● **What you need to do**
Copy out all of the material exactly.

+++++

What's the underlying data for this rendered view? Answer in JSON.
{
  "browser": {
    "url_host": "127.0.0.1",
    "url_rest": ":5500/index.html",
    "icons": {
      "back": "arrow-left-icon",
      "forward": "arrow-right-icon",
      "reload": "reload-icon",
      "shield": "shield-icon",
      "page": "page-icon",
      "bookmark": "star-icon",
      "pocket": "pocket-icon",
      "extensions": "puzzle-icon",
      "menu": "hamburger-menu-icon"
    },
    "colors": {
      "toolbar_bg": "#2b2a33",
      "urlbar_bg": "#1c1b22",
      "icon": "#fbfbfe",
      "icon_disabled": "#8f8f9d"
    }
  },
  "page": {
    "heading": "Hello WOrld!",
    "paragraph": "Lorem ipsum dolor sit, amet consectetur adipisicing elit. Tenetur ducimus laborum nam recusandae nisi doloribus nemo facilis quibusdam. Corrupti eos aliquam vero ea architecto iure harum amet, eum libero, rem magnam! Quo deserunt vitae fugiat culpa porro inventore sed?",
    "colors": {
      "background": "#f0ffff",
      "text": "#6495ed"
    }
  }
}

+++++

● **Response for this exercise**
What's the underlying data for this rendered view? Answer in JSON.
{
  "browser": {
    "url_host": "127.0.0.1",
    "url_rest": ":5500/index.html",
    "icons": {
      "back": "arrow-left-icon",
      "forward": "arrow-right-icon",
      "reload": "reload-icon",
      "shield": "shield-icon",
      "page": "page-icon",
      "bookmark": "star-icon",
      "pocket": "pocket-icon",
      "extensions": "puzzle-icon",
      "menu": "hamburger-menu-icon"
    },
    "colors": {
      "toolbar_bg": "#2b2a33",
      "urlbar_bg": "#1c1b22",
      "icon": "#fbfbfe",
      "icon_disabled": "#8f8f9d"
    }
  },
  "page": {
    "heading": "Hello WOrld!",
    "paragraph": "Lorem ipsum dolor sit, amet consectetur adipisicing elit. Tenetur ducimus laborum nam recusandae nisi doloribus nemo facilis quibusdam. Corrupti eos aliquam vero ea architecto iure harum amet, eum libero, rem magnam! Quo deserunt vitae fugiat culpa porro inventore sed?",
    "colors": {
      "background": "#f0ffff",
      "text": "#6495ed"
    }
  }
}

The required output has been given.